▶ [Problem details] Transcribe every line exactly and omit anything that is a picture.

▶ [Available data]
►

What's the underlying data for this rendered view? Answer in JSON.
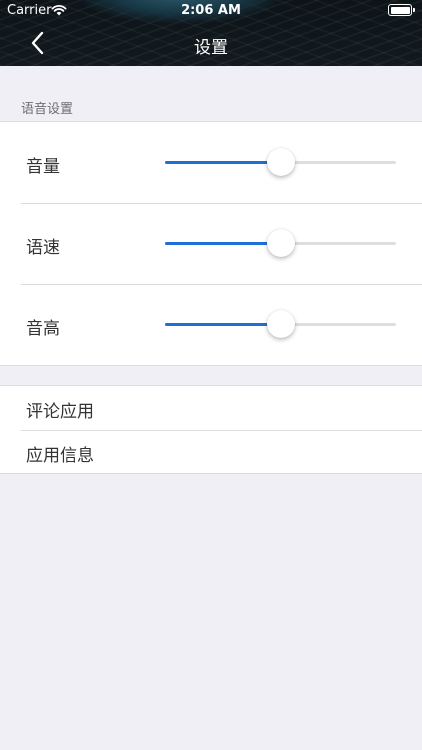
{
  "status_bar": {
    "carrier": "Carrier",
    "time": "2:06 AM",
    "wifi_icon": "wifi-icon",
    "battery_icon": "battery-icon"
  },
  "nav": {
    "title": "设置",
    "back_icon": "chevron-left-icon"
  },
  "voice_settings": {
    "header": "语音设置",
    "sliders": [
      {
        "label": "音量",
        "value": 0.5
      },
      {
        "label": "语速",
        "value": 0.5
      },
      {
        "label": "音高",
        "value": 0.5
      }
    ]
  },
  "links": [
    {
      "label": "评论应用"
    },
    {
      "label": "应用信息"
    }
  ],
  "colors": {
    "accent": "#1f6fd6",
    "background": "#f0eff5",
    "track": "#dedede"
  }
}
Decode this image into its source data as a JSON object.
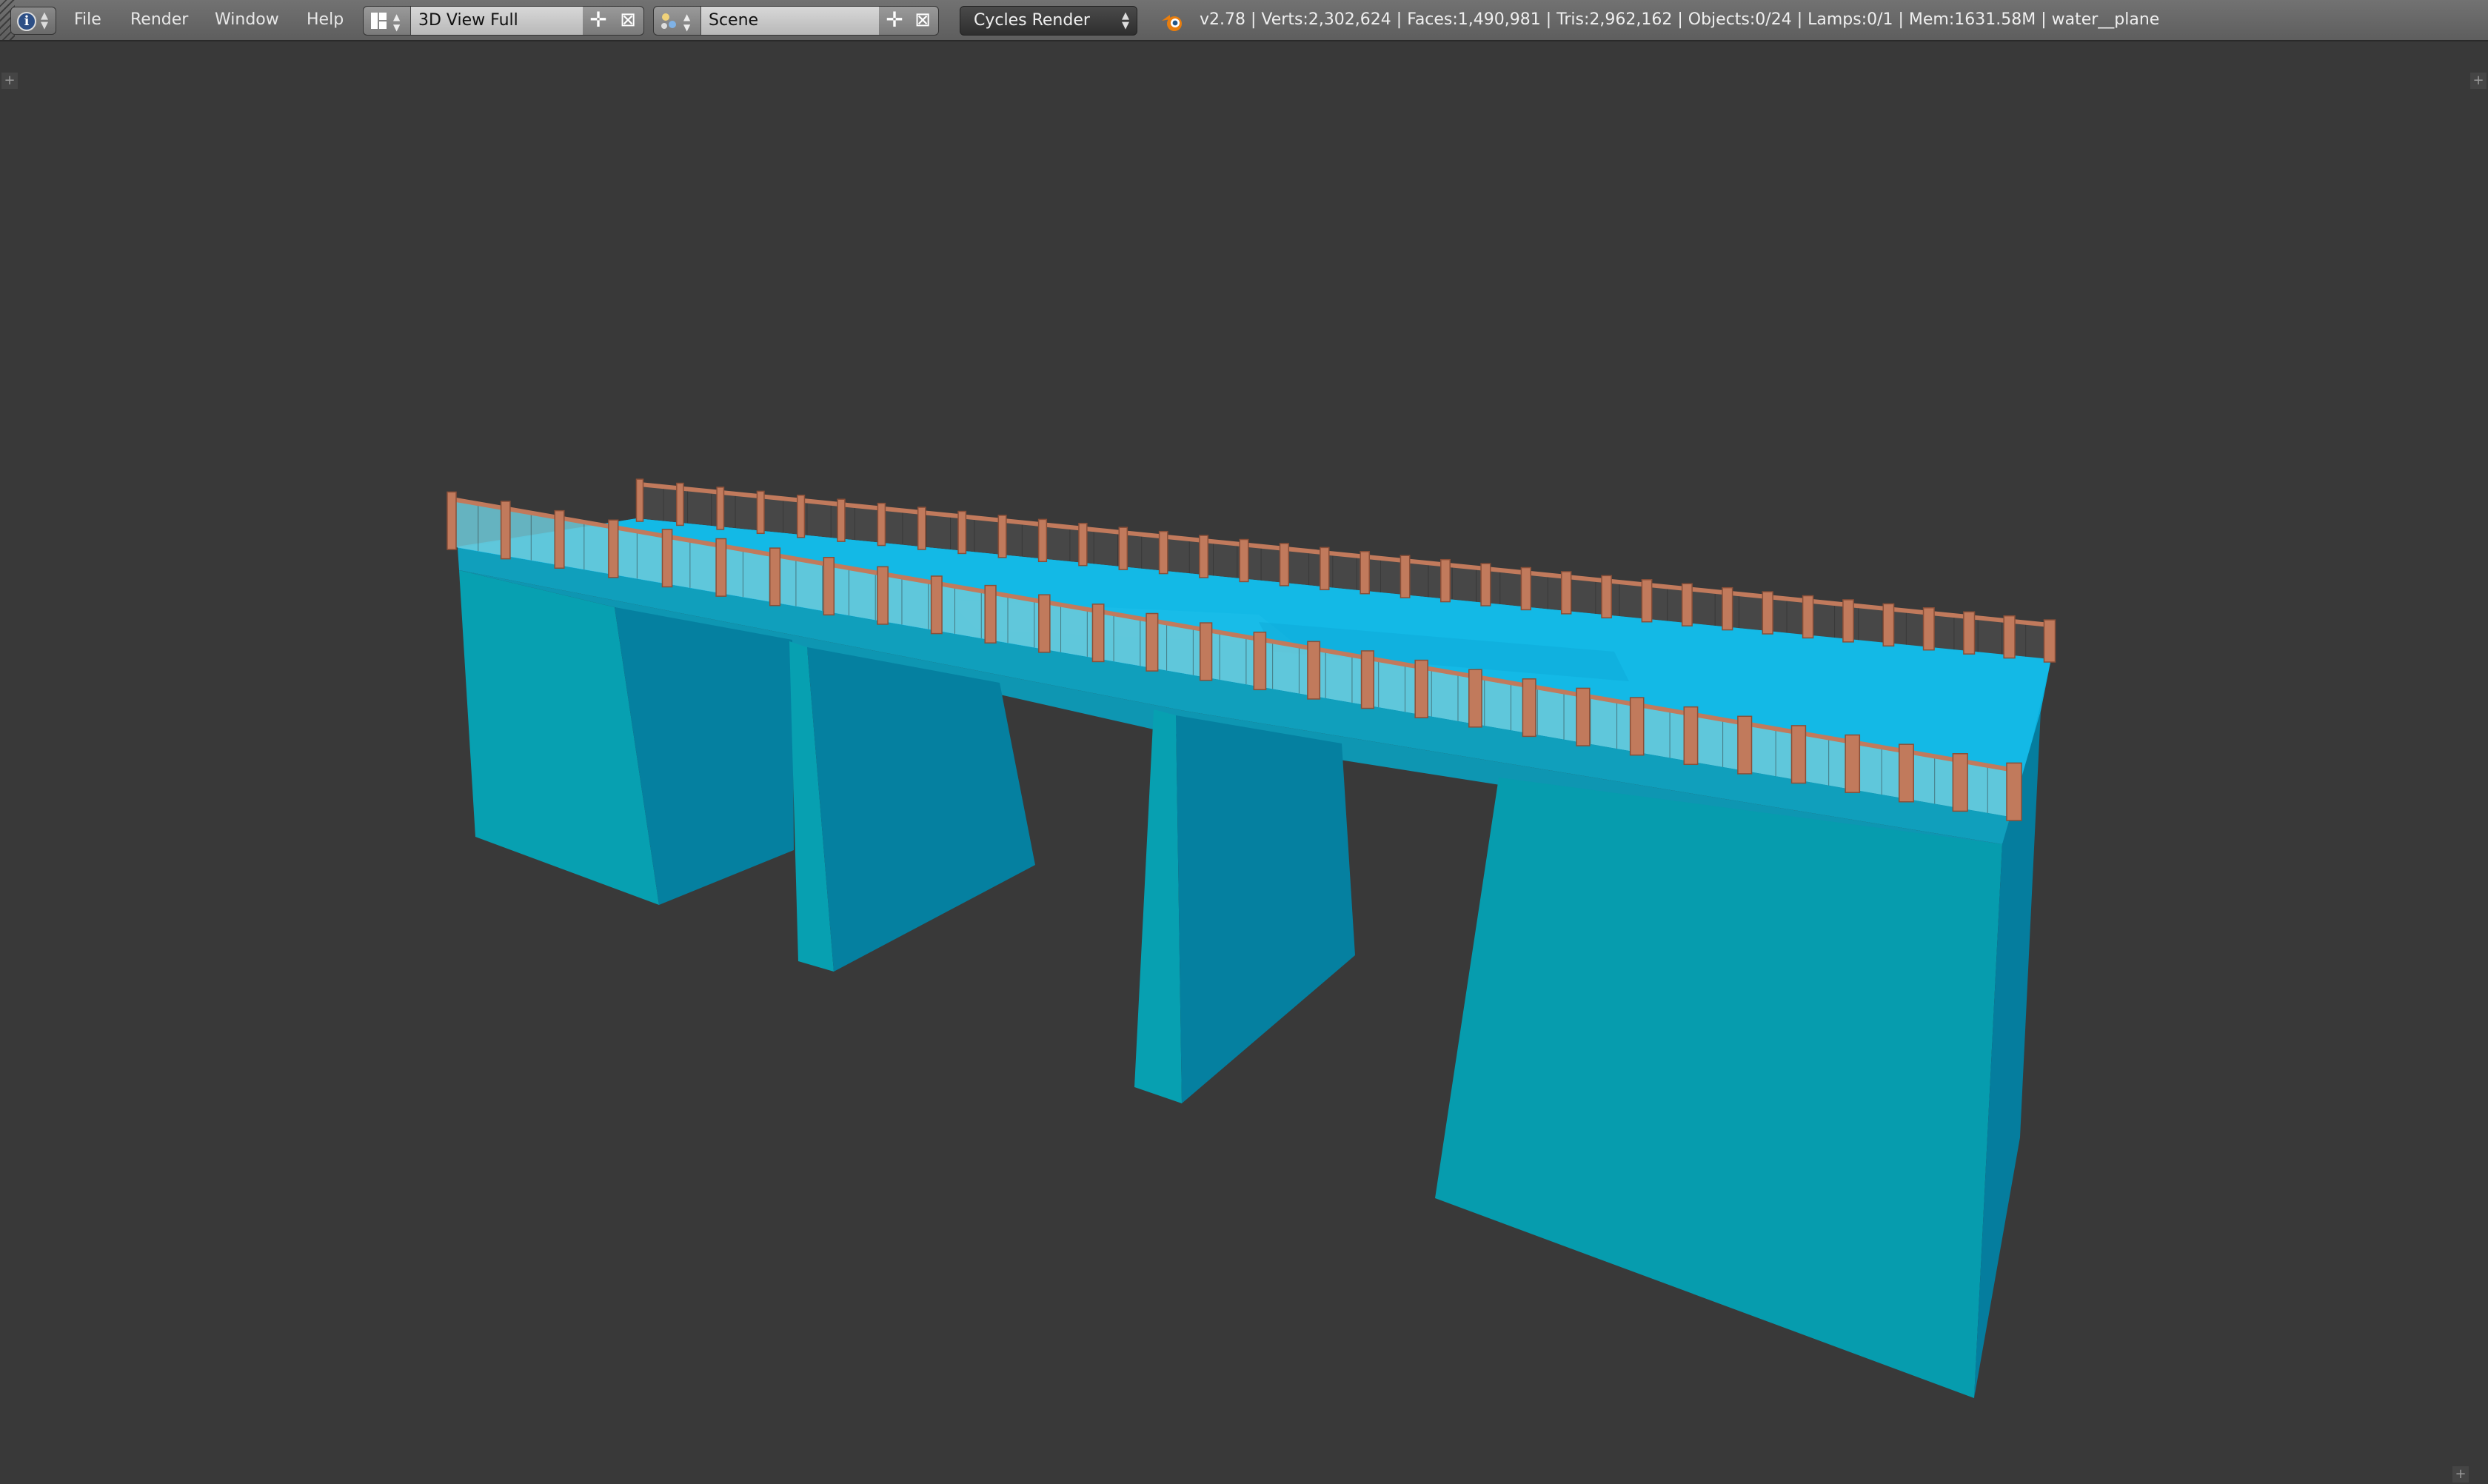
{
  "header": {
    "editor_type_icon": "info-icon",
    "menu": [
      "File",
      "Render",
      "Window",
      "Help"
    ],
    "screen_layout": {
      "icon": "layout-icon",
      "value": "3D View Full"
    },
    "scene": {
      "icon": "scene-icon",
      "value": "Scene"
    },
    "add_icon": "plus-icon",
    "remove_icon": "x-icon",
    "render_engine": "Cycles Render",
    "logo_icon": "blender-logo-icon",
    "stats": "v2.78 | Verts:2,302,624 | Faces:1,490,981 | Tris:2,962,162 | Objects:0/24 | Lamps:0/1 | Mem:1631.58M | water__plane"
  },
  "viewport": {
    "background": "#393939",
    "model": "bridge",
    "colors": {
      "deck_top": "#10b4df",
      "deck_side": "#0fa4bf",
      "pier_front": "#079fb0",
      "pier_side": "#057d9e",
      "railing_post": "#c17a5c",
      "railing_mesh_near": "#6dc9d8",
      "railing_mesh_far": "#4a4a4a"
    }
  }
}
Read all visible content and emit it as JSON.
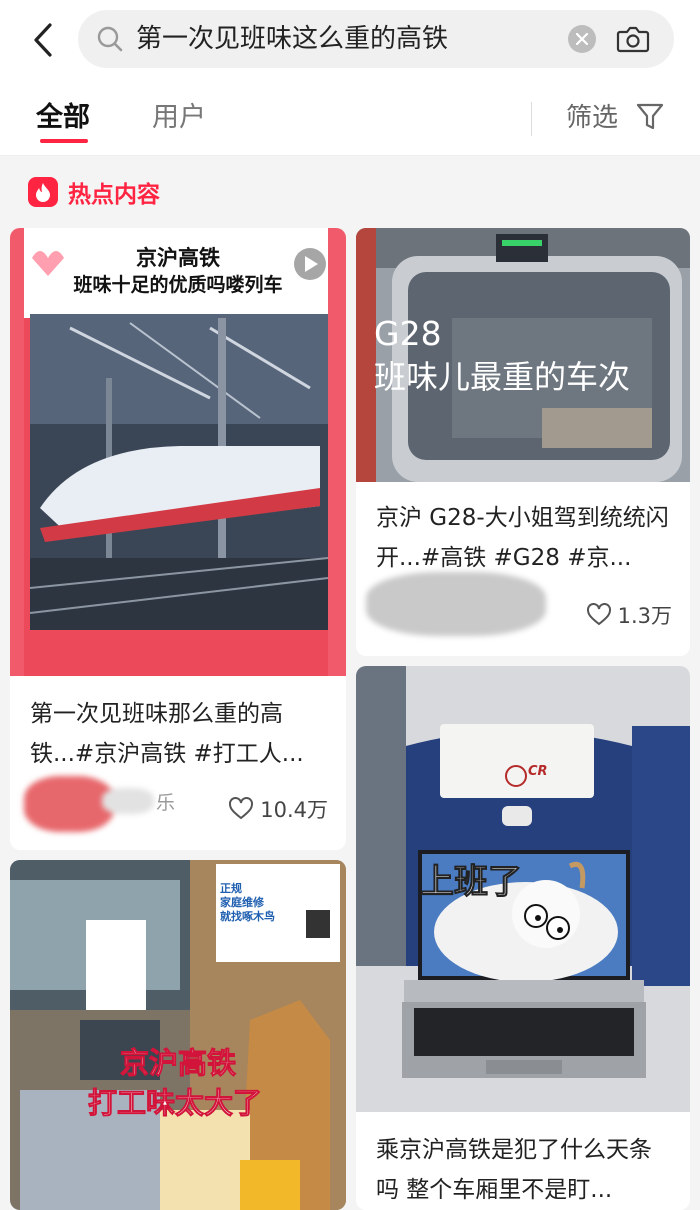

◄

▶ [Solution]
What's the underlying data for this rendered view? Answer in JSON.
{
  "status_bar": {
    "carrier": "Carrier",
    "time": "2:06 AM",
    "wifi_icon": "wifi-icon",
    "battery_icon": "battery-icon"
  },
  "nav": {
    "title": "设置",
    "back_icon": "chevron-left-icon"
  },
  "voice_settings": {
    "header": "语音设置",
    "sliders": [
      {
        "label": "音量",
        "value": 0.5
      },
      {
        "label": "语速",
        "value": 0.5
      },
      {
        "label": "音高",
        "value": 0.5
      }
    ]
  },
  "links": [
    {
      "label": "评论应用"
    },
    {
      "label": "应用信息"
    }
  ],
  "colors": {
    "accent": "#1f6fd6",
    "background": "#f0eff5",
    "track": "#dedede"
  }
}
Decode this image into its source data as a JSON object.
{
  "header": {
    "editor_type_icon": "info-icon",
    "menu": [
      "File",
      "Render",
      "Window",
      "Help"
    ],
    "screen_layout": {
      "icon": "layout-icon",
      "value": "3D View Full"
    },
    "scene": {
      "icon": "scene-icon",
      "value": "Scene"
    },
    "add_icon": "plus-icon",
    "remove_icon": "x-icon",
    "render_engine": "Cycles Render",
    "logo_icon": "blender-logo-icon",
    "stats": "v2.78 | Verts:2,302,624 | Faces:1,490,981 | Tris:2,962,162 | Objects:0/24 | Lamps:0/1 | Mem:1631.58M | water__plane"
  },
  "viewport": {
    "background": "#393939",
    "model": "bridge",
    "colors": {
      "deck_top": "#10b4df",
      "deck_side": "#0fa4bf",
      "pier_front": "#079fb0",
      "pier_side": "#057d9e",
      "railing_post": "#c17a5c",
      "railing_mesh_near": "#6dc9d8",
      "railing_mesh_far": "#4a4a4a"
    }
  }
}
Read all visible content and emit it as JSON.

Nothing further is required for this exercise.